Please rewrite the lines of the listing between the one holding "- price-badge-title: الســعر: [619, 152, 799, 190]" and the one holding "- rooms-type: خـــلفية: [610, 82, 782, 116]", inclusive, changing "fridge-label" to "refrigerator-label" and leaving everything else the same.

______________________________

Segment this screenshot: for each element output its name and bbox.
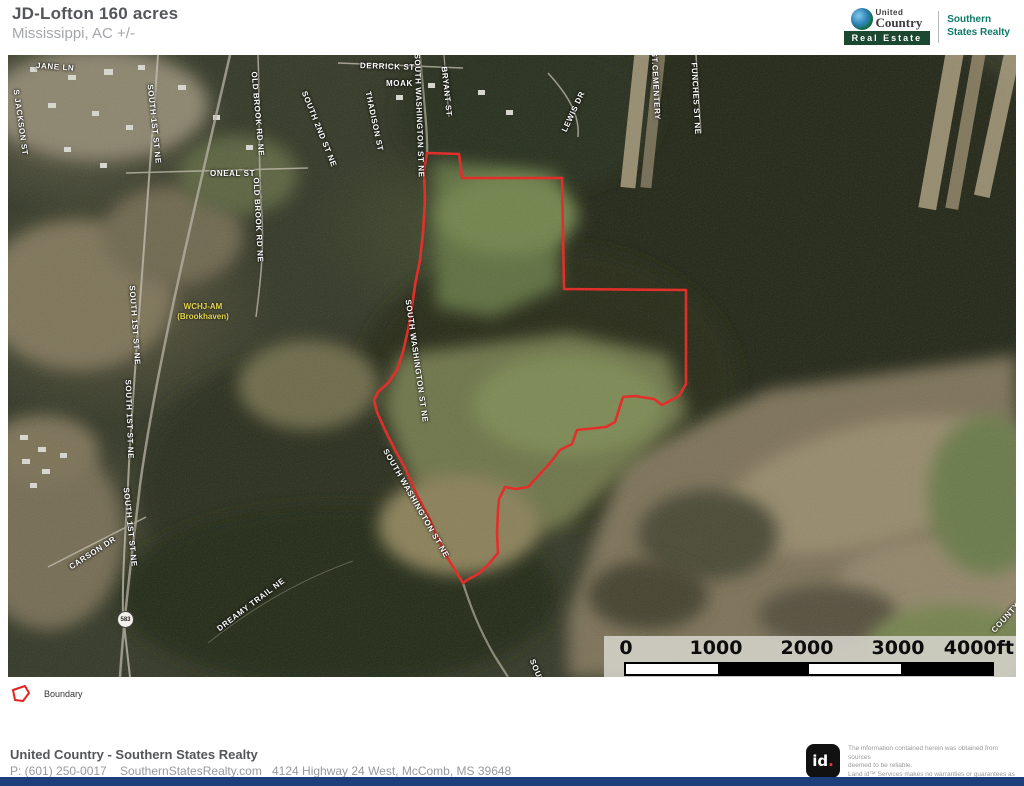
street-label: ONEAL ST <box>210 169 255 178</box>
scale-seg <box>626 664 718 674</box>
partner-line1: Southern <box>947 14 1010 27</box>
page-subtitle: Mississippi, AC +/- <box>12 25 135 42</box>
land-id-text: id <box>812 752 828 770</box>
scale-seg <box>901 664 993 674</box>
scale-tick: 3000 <box>872 637 925 659</box>
legend: Boundary <box>10 684 83 704</box>
page-title: JD-Lofton 160 acres <box>12 4 178 24</box>
scale-tick: 1000 <box>690 637 743 659</box>
disclaimer-line: The information contained herein was obt… <box>848 745 1016 762</box>
footer-phone: P: (601) 250-0017 <box>10 764 107 778</box>
globe-icon <box>851 8 873 30</box>
aerial-map: JANE LN S JACKSON ST SOUTH 1ST ST NE OLD… <box>8 55 1016 677</box>
logo-real-estate-banner: Real Estate <box>844 31 931 45</box>
boundary-legend-icon <box>10 684 32 704</box>
property-map-flyer: JD-Lofton 160 acres Mississippi, AC +/- … <box>0 0 1024 786</box>
street-label: DERRICK ST <box>360 61 415 72</box>
highway-shield: 583 <box>117 611 134 628</box>
southern-states-realty-logo: Southern States Realty <box>947 14 1010 39</box>
scale-seg <box>718 664 810 674</box>
logo-country-text: Country <box>875 16 922 29</box>
footer-accent-bar <box>0 777 1024 786</box>
land-id-dot: . <box>828 752 834 770</box>
radio-station-label: WCHJ-AM (Brookhaven) <box>168 302 238 322</box>
poi-line2: (Brookhaven) <box>168 312 238 322</box>
scale-tick: 0 <box>619 637 632 659</box>
street-label: MOAK <box>386 79 413 88</box>
land-id-logo: id. <box>806 744 840 778</box>
poi-line1: WCHJ-AM <box>168 302 238 312</box>
scale-tick-end: 4000ft <box>944 637 1014 659</box>
brand-logos: United Country Real Estate Southern Stat… <box>844 8 1010 45</box>
footer-website: SouthernStatesRealty.com <box>120 764 262 778</box>
logo-divider <box>938 11 939 43</box>
disclaimer-line: deemed to be reliable. <box>848 762 1016 771</box>
united-country-logo: United Country Real Estate <box>844 8 931 45</box>
scale-bar: 0 1000 2000 3000 4000ft <box>604 636 1016 677</box>
scale-seg <box>809 664 901 674</box>
legend-boundary-label: Boundary <box>44 689 83 699</box>
scale-bar-segments <box>624 662 994 676</box>
partner-line2: States Realty <box>947 27 1010 40</box>
footer-address: 4124 Highway 24 West, McComb, MS 39648 <box>272 764 511 778</box>
footer-company: United Country - Southern States Realty <box>10 747 258 762</box>
scale-tick: 2000 <box>781 637 834 659</box>
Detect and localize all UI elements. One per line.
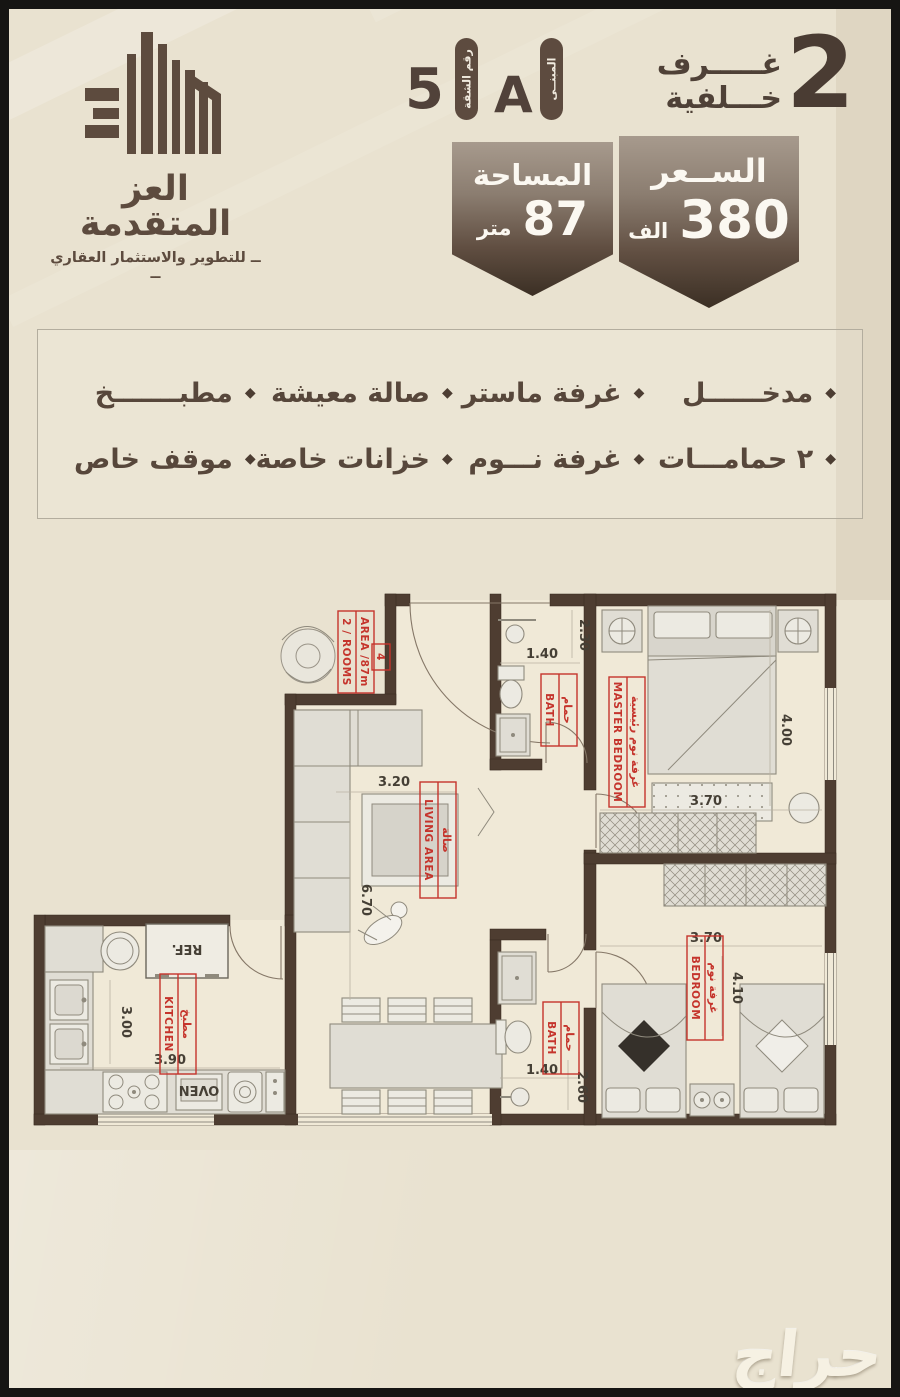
- price-badge-title: الســعر: [619, 152, 799, 190]
- dim-bath-bottom-width: 1.40: [526, 1063, 558, 1078]
- dim-bath-bottom-height: 2.60: [574, 1071, 589, 1103]
- bedroom-bed-right: [740, 984, 824, 1118]
- feature-item: ◆صالة معيشة: [256, 378, 453, 409]
- fridge-label: REF.: [172, 941, 203, 956]
- washing-machine: [228, 1072, 284, 1112]
- rooms-type: خـــلفية: [610, 82, 782, 116]
- diamond-bullet-icon: ◆: [245, 386, 256, 400]
- room-label-ar: غرفة نوم: [707, 962, 720, 1013]
- feature-item: ◆غرفة ماستر: [453, 378, 645, 409]
- feature-item: ◆غرفة نـــوم: [453, 444, 645, 475]
- unit-rooms-text: 2 / ROOMS: [340, 618, 352, 686]
- stove: [103, 1072, 167, 1112]
- oven-label: OVEN: [179, 1082, 220, 1097]
- price-value: 380: [679, 190, 790, 251]
- diamond-bullet-icon: ◆: [634, 386, 645, 400]
- unit-area-tag: AREA /87m 2 / ROOMS: [338, 611, 374, 693]
- company-logo-skyline-icon: [81, 26, 231, 168]
- building-letter: A: [494, 70, 533, 120]
- apartment-number: 5: [405, 62, 444, 118]
- rooms-word: غـــــرف: [610, 48, 782, 82]
- dim-kitchen-width: 3.90: [154, 1053, 186, 1068]
- company-name: العز المتقدمة: [48, 172, 263, 242]
- oven: OVEN: [176, 1074, 222, 1110]
- entrance-plant: [281, 626, 335, 683]
- feature-label: غرفة ماستر: [462, 378, 622, 409]
- feature-item: ◆٢ حمامـــات: [644, 444, 836, 475]
- fridge: REF.: [146, 924, 228, 978]
- diamond-bullet-icon: ◆: [442, 386, 453, 400]
- dim-living-height: 6.70: [358, 884, 373, 916]
- master-bed: [648, 606, 776, 774]
- unit-area-text: AREA /87m: [358, 617, 370, 687]
- diamond-bullet-icon: ◆: [825, 386, 836, 400]
- room-label-en: LIVING AREA: [422, 799, 434, 881]
- room-label-ar: صالة: [440, 827, 453, 853]
- feature-item: ◆مدخــــــل: [644, 378, 836, 409]
- dim-master-height: 4.00: [778, 714, 793, 746]
- feature-item: ◆مطبـــــــخ: [64, 378, 256, 409]
- room-label-en: BATH: [545, 1021, 557, 1055]
- rooms-count: 2: [786, 24, 855, 123]
- room-label-en: BATH: [543, 693, 555, 727]
- feature-label: صالة معيشة: [271, 378, 430, 409]
- floor-plan: REF. OVEN: [0, 560, 900, 1140]
- rooms-headline: غـــــرف خـــلفية: [610, 48, 782, 116]
- dim-master-width: 3.70: [690, 794, 722, 809]
- feature-label: غرفة نـــوم: [468, 444, 621, 475]
- room-label-en: BEDROOM: [689, 956, 701, 1020]
- room-label-master: غرفة نوم رئيسية MASTER BEDROOM: [609, 677, 645, 807]
- diamond-bullet-icon: ◆: [245, 452, 256, 466]
- area-badge-title: المساحة: [452, 158, 613, 192]
- features-box: ◆مدخــــــل ◆غرفة ماستر ◆صالة معيشة ◆مطب…: [37, 329, 863, 519]
- room-label-en: MASTER BEDROOM: [611, 682, 623, 803]
- company-tagline: ــ للتطوير والاستثمار العقاري ــ: [48, 250, 263, 282]
- company-logo: العز المتقدمة ــ للتطوير والاستثمار العق…: [48, 26, 263, 282]
- diamond-bullet-icon: ◆: [442, 452, 453, 466]
- area-value: 87: [523, 192, 588, 247]
- haraj-watermark: حراج: [729, 1318, 886, 1391]
- bedroom-wardrobe: [664, 864, 826, 906]
- room-label-ar: حمام: [561, 696, 574, 724]
- bedroom-nightstand: [690, 1084, 734, 1116]
- dim-kitchen-height: 3.00: [118, 1006, 133, 1038]
- background-bottom-glow: [0, 1150, 720, 1397]
- dim-bedroom-width: 3.70: [690, 931, 722, 946]
- room-label-en: KITCHEN: [162, 996, 174, 1052]
- price-unit: الف: [628, 219, 668, 243]
- building-label: المبنــى: [545, 58, 558, 101]
- feature-item: ◆خزانات خاصة: [256, 444, 453, 475]
- apartment-number-label: رقم الشقة: [460, 49, 473, 109]
- feature-label: مدخــــــل: [682, 378, 813, 409]
- master-stool: [789, 793, 819, 823]
- room-label-ar: مطبخ: [180, 1009, 193, 1039]
- feature-label: ٢ حمامـــات: [658, 444, 813, 475]
- building-pill: المبنــى: [540, 38, 563, 120]
- area-badge: المساحة 87 متر: [452, 142, 613, 296]
- feature-label: مطبـــــــخ: [95, 378, 233, 409]
- feature-label: خزانات خاصة: [256, 444, 430, 475]
- unit-number-text: 4: [374, 653, 386, 661]
- master-wardrobe: [600, 813, 756, 853]
- bedroom-bed-left: [602, 984, 686, 1118]
- feature-item: ◆موقف خاص: [64, 444, 256, 475]
- area-unit: متر: [477, 216, 512, 240]
- room-label-ar: غرفة نوم رئيسية: [629, 696, 642, 788]
- dim-bath-top-width: 1.40: [526, 647, 558, 662]
- dim-bath-top-height: 2.30: [576, 619, 591, 651]
- flyer-page: العز المتقدمة ــ للتطوير والاستثمار العق…: [0, 0, 900, 1397]
- feature-label: موقف خاص: [74, 444, 233, 475]
- dim-living-width: 3.20: [378, 775, 410, 790]
- price-badge: الســعر 380 الف: [619, 136, 799, 308]
- dim-bedroom-height: 4.10: [729, 972, 744, 1004]
- apartment-number-pill: رقم الشقة: [455, 38, 478, 120]
- diamond-bullet-icon: ◆: [825, 452, 836, 466]
- room-label-ar: حمام: [563, 1024, 576, 1052]
- diamond-bullet-icon: ◆: [634, 452, 645, 466]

______________________________

**Full solution:**
- price-badge-title: الســعر: [619, 152, 799, 190]
- dim-bath-bottom-width: 1.40: [526, 1063, 558, 1078]
- dim-bath-bottom-height: 2.60: [574, 1071, 589, 1103]
- bedroom-bed-right: [740, 984, 824, 1118]
- feature-item: ◆صالة معيشة: [256, 378, 453, 409]
- refrigerator-label: REF.: [172, 941, 203, 956]
- washing-machine: [228, 1072, 284, 1112]
- rooms-type: خـــلفية: [610, 82, 782, 116]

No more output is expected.